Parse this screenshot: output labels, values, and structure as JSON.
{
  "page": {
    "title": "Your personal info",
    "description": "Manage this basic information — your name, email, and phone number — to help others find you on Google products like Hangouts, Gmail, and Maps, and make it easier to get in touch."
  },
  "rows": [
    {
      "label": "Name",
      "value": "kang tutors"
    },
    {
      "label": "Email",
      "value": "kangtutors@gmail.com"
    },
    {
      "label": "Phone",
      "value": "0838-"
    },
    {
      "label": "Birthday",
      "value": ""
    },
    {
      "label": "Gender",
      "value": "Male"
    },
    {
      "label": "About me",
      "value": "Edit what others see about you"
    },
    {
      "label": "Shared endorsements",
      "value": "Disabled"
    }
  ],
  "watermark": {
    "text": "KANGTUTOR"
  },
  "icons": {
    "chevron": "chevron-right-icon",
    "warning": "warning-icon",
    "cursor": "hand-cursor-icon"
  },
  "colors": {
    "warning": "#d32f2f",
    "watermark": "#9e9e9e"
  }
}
□ □ □ □ □
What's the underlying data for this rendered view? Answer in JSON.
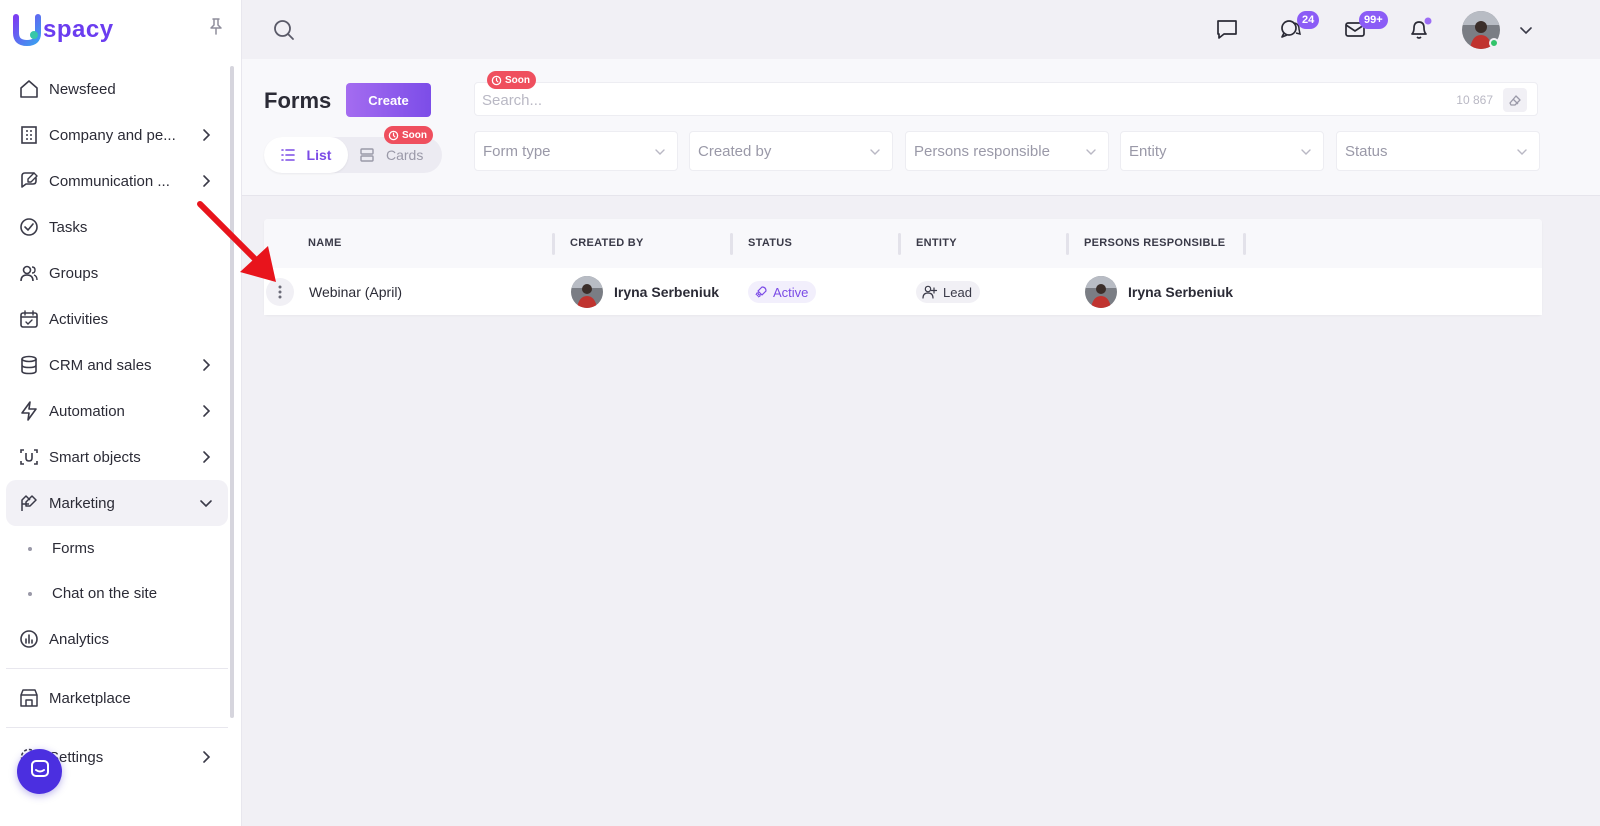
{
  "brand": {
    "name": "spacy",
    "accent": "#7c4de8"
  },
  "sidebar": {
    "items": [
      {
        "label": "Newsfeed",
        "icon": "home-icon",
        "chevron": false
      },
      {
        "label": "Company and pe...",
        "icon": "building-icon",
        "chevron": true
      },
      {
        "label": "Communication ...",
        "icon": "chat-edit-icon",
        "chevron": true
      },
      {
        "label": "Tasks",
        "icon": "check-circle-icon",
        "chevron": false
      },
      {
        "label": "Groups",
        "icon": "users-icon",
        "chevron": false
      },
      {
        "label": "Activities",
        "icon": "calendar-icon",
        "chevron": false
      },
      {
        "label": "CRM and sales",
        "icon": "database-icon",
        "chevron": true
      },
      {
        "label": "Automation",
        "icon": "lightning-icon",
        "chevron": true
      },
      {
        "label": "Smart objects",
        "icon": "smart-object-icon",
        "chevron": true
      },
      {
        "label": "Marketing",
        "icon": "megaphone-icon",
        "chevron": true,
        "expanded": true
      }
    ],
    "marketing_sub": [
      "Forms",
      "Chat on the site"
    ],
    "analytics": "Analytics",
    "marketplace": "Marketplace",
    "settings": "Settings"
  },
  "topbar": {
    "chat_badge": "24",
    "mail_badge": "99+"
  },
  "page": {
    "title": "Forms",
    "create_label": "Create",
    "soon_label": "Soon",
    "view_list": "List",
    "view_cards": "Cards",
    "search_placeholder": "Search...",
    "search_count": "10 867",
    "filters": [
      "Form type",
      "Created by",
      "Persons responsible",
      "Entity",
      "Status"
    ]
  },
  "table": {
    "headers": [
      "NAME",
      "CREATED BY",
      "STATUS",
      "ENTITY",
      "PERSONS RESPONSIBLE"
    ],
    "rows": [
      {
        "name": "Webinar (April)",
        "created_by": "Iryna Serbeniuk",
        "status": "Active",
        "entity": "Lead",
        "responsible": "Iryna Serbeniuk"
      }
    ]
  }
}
□ □ □ □ □
* _Set problem_
Report every line containing the word "Serbeniuk" from the listing above.

* _Response to this task_
        "created_by": "Iryna Serbeniuk",
        "responsible": "Iryna Serbeniuk"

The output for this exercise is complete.